[Dataset items]
## start
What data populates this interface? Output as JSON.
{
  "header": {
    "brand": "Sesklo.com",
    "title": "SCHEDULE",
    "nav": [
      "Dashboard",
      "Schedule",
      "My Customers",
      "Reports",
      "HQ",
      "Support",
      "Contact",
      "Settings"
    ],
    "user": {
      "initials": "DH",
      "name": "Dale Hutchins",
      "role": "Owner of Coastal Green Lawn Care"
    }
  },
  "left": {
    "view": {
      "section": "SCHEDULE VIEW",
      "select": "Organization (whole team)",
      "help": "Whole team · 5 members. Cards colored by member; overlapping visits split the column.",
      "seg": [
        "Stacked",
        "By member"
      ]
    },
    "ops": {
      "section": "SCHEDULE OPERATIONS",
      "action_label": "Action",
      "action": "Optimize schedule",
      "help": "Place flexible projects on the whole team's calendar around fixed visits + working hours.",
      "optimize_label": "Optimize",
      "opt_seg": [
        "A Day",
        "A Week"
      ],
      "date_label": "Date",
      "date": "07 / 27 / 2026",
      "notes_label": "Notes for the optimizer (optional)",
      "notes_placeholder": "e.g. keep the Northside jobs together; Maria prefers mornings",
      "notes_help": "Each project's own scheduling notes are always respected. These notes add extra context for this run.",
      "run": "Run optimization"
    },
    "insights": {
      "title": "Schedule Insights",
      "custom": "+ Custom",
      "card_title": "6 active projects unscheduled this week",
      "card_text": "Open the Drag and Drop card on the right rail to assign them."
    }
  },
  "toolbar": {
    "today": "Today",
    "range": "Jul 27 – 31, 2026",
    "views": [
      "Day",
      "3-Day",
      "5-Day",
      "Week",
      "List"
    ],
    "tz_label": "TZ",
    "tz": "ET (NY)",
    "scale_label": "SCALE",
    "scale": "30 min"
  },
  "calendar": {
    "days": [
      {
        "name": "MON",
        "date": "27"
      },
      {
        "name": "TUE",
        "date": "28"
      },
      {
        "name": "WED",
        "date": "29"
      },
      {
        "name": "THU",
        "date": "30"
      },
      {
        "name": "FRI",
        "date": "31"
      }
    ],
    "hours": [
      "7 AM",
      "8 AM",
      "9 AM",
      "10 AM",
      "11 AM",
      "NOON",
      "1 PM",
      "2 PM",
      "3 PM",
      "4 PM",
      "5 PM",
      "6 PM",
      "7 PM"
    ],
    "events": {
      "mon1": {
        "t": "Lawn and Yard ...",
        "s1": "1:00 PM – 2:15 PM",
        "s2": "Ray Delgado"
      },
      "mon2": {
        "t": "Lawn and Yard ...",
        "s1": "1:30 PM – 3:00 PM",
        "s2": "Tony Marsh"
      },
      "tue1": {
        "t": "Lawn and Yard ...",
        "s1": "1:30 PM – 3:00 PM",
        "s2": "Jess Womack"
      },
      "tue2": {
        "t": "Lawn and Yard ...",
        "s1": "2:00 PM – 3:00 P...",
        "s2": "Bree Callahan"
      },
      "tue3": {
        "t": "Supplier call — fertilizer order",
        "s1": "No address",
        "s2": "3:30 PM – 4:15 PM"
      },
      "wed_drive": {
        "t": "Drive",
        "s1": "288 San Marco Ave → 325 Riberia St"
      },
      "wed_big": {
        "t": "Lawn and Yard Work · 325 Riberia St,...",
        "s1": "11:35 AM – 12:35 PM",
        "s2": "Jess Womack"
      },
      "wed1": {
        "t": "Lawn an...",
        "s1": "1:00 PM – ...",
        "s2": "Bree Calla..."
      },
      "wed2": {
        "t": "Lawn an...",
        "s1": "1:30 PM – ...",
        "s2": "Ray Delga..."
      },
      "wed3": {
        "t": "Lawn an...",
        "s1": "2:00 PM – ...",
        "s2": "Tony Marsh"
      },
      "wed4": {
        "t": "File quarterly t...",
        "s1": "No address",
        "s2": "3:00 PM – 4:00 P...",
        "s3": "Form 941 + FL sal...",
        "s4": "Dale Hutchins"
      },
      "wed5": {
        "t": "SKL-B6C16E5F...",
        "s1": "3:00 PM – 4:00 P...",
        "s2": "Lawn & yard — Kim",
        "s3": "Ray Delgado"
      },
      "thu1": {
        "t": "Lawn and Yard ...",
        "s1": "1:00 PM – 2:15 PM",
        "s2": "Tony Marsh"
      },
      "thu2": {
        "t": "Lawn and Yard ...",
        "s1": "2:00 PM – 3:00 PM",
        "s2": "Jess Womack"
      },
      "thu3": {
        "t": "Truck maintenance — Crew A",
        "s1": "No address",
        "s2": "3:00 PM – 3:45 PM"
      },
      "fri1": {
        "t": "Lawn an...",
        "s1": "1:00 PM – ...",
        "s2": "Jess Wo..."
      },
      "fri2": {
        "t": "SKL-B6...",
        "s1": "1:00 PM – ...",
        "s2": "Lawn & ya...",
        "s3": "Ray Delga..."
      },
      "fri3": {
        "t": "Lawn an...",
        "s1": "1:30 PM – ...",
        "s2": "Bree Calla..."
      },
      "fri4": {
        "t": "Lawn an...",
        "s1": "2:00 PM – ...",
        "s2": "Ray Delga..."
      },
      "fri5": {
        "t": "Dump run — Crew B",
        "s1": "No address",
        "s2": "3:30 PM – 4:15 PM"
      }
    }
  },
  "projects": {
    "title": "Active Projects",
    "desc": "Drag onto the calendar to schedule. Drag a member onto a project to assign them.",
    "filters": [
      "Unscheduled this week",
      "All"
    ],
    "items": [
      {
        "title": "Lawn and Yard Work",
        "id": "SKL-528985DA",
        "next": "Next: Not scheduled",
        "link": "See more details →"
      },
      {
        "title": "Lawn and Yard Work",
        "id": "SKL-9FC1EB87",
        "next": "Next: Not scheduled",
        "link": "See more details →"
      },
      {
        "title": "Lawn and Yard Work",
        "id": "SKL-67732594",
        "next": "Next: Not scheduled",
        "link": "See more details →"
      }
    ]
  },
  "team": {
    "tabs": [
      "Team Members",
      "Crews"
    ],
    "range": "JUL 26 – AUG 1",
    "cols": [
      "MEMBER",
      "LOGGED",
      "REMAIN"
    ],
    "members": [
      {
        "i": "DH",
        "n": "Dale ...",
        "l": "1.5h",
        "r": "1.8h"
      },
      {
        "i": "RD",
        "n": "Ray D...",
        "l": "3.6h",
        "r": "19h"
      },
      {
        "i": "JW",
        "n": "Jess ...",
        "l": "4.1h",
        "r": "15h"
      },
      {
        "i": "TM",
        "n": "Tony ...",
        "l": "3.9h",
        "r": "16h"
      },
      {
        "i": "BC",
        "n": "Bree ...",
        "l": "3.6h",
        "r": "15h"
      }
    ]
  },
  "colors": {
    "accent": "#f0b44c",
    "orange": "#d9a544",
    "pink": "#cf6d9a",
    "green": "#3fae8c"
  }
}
## end
Copy every record exactly as presented.

## ANSWER FOR THIS EXERCISE:
What data populates this interface? Output as JSON.
{
  "header": {
    "brand": "Sesklo.com",
    "title": "SCHEDULE",
    "nav": [
      "Dashboard",
      "Schedule",
      "My Customers",
      "Reports",
      "HQ",
      "Support",
      "Contact",
      "Settings"
    ],
    "user": {
      "initials": "DH",
      "name": "Dale Hutchins",
      "role": "Owner of Coastal Green Lawn Care"
    }
  },
  "left": {
    "view": {
      "section": "SCHEDULE VIEW",
      "select": "Organization (whole team)",
      "help": "Whole team · 5 members. Cards colored by member; overlapping visits split the column.",
      "seg": [
        "Stacked",
        "By member"
      ]
    },
    "ops": {
      "section": "SCHEDULE OPERATIONS",
      "action_label": "Action",
      "action": "Optimize schedule",
      "help": "Place flexible projects on the whole team's calendar around fixed visits + working hours.",
      "optimize_label": "Optimize",
      "opt_seg": [
        "A Day",
        "A Week"
      ],
      "date_label": "Date",
      "date": "07 / 27 / 2026",
      "notes_label": "Notes for the optimizer (optional)",
      "notes_placeholder": "e.g. keep the Northside jobs together; Maria prefers mornings",
      "notes_help": "Each project's own scheduling notes are always respected. These notes add extra context for this run.",
      "run": "Run optimization"
    },
    "insights": {
      "title": "Schedule Insights",
      "custom": "+ Custom",
      "card_title": "6 active projects unscheduled this week",
      "card_text": "Open the Drag and Drop card on the right rail to assign them."
    }
  },
  "toolbar": {
    "today": "Today",
    "range": "Jul 27 – 31, 2026",
    "views": [
      "Day",
      "3-Day",
      "5-Day",
      "Week",
      "List"
    ],
    "tz_label": "TZ",
    "tz": "ET (NY)",
    "scale_label": "SCALE",
    "scale": "30 min"
  },
  "calendar": {
    "days": [
      {
        "name": "MON",
        "date": "27"
      },
      {
        "name": "TUE",
        "date": "28"
      },
      {
        "name": "WED",
        "date": "29"
      },
      {
        "name": "THU",
        "date": "30"
      },
      {
        "name": "FRI",
        "date": "31"
      }
    ],
    "hours": [
      "7 AM",
      "8 AM",
      "9 AM",
      "10 AM",
      "11 AM",
      "NOON",
      "1 PM",
      "2 PM",
      "3 PM",
      "4 PM",
      "5 PM",
      "6 PM",
      "7 PM"
    ],
    "events": {
      "mon1": {
        "t": "Lawn and Yard ...",
        "s1": "1:00 PM – 2:15 PM",
        "s2": "Ray Delgado"
      },
      "mon2": {
        "t": "Lawn and Yard ...",
        "s1": "1:30 PM – 3:00 PM",
        "s2": "Tony Marsh"
      },
      "tue1": {
        "t": "Lawn and Yard ...",
        "s1": "1:30 PM – 3:00 PM",
        "s2": "Jess Womack"
      },
      "tue2": {
        "t": "Lawn and Yard ...",
        "s1": "2:00 PM – 3:00 P...",
        "s2": "Bree Callahan"
      },
      "tue3": {
        "t": "Supplier call — fertilizer order",
        "s1": "No address",
        "s2": "3:30 PM – 4:15 PM"
      },
      "wed_drive": {
        "t": "Drive",
        "s1": "288 San Marco Ave → 325 Riberia St"
      },
      "wed_big": {
        "t": "Lawn and Yard Work · 325 Riberia St,...",
        "s1": "11:35 AM – 12:35 PM",
        "s2": "Jess Womack"
      },
      "wed1": {
        "t": "Lawn an...",
        "s1": "1:00 PM – ...",
        "s2": "Bree Calla..."
      },
      "wed2": {
        "t": "Lawn an...",
        "s1": "1:30 PM – ...",
        "s2": "Ray Delga..."
      },
      "wed3": {
        "t": "Lawn an...",
        "s1": "2:00 PM – ...",
        "s2": "Tony Marsh"
      },
      "wed4": {
        "t": "File quarterly t...",
        "s1": "No address",
        "s2": "3:00 PM – 4:00 P...",
        "s3": "Form 941 + FL sal...",
        "s4": "Dale Hutchins"
      },
      "wed5": {
        "t": "SKL-B6C16E5F...",
        "s1": "3:00 PM – 4:00 P...",
        "s2": "Lawn & yard — Kim",
        "s3": "Ray Delgado"
      },
      "thu1": {
        "t": "Lawn and Yard ...",
        "s1": "1:00 PM – 2:15 PM",
        "s2": "Tony Marsh"
      },
      "thu2": {
        "t": "Lawn and Yard ...",
        "s1": "2:00 PM – 3:00 PM",
        "s2": "Jess Womack"
      },
      "thu3": {
        "t": "Truck maintenance — Crew A",
        "s1": "No address",
        "s2": "3:00 PM – 3:45 PM"
      },
      "fri1": {
        "t": "Lawn an...",
        "s1": "1:00 PM – ...",
        "s2": "Jess Wo..."
      },
      "fri2": {
        "t": "SKL-B6...",
        "s1": "1:00 PM – ...",
        "s2": "Lawn & ya...",
        "s3": "Ray Delga..."
      },
      "fri3": {
        "t": "Lawn an...",
        "s1": "1:30 PM – ...",
        "s2": "Bree Calla..."
      },
      "fri4": {
        "t": "Lawn an...",
        "s1": "2:00 PM – ...",
        "s2": "Ray Delga..."
      },
      "fri5": {
        "t": "Dump run — Crew B",
        "s1": "No address",
        "s2": "3:30 PM – 4:15 PM"
      }
    }
  },
  "projects": {
    "title": "Active Projects",
    "desc": "Drag onto the calendar to schedule. Drag a member onto a project to assign them.",
    "filters": [
      "Unscheduled this week",
      "All"
    ],
    "items": [
      {
        "title": "Lawn and Yard Work",
        "id": "SKL-528985DA",
        "next": "Next: Not scheduled",
        "link": "See more details →"
      },
      {
        "title": "Lawn and Yard Work",
        "id": "SKL-9FC1EB87",
        "next": "Next: Not scheduled",
        "link": "See more details →"
      },
      {
        "title": "Lawn and Yard Work",
        "id": "SKL-67732594",
        "next": "Next: Not scheduled",
        "link": "See more details →"
      }
    ]
  },
  "team": {
    "tabs": [
      "Team Members",
      "Crews"
    ],
    "range": "JUL 26 – AUG 1",
    "cols": [
      "MEMBER",
      "LOGGED",
      "REMAIN"
    ],
    "members": [
      {
        "i": "DH",
        "n": "Dale ...",
        "l": "1.5h",
        "r": "1.8h"
      },
      {
        "i": "RD",
        "n": "Ray D...",
        "l": "3.6h",
        "r": "19h"
      },
      {
        "i": "JW",
        "n": "Jess ...",
        "l": "4.1h",
        "r": "15h"
      },
      {
        "i": "TM",
        "n": "Tony ...",
        "l": "3.9h",
        "r": "16h"
      },
      {
        "i": "BC",
        "n": "Bree ...",
        "l": "3.6h",
        "r": "15h"
      }
    ]
  },
  "colors": {
    "accent": "#f0b44c",
    "orange": "#d9a544",
    "pink": "#cf6d9a",
    "green": "#3fae8c"
  }
}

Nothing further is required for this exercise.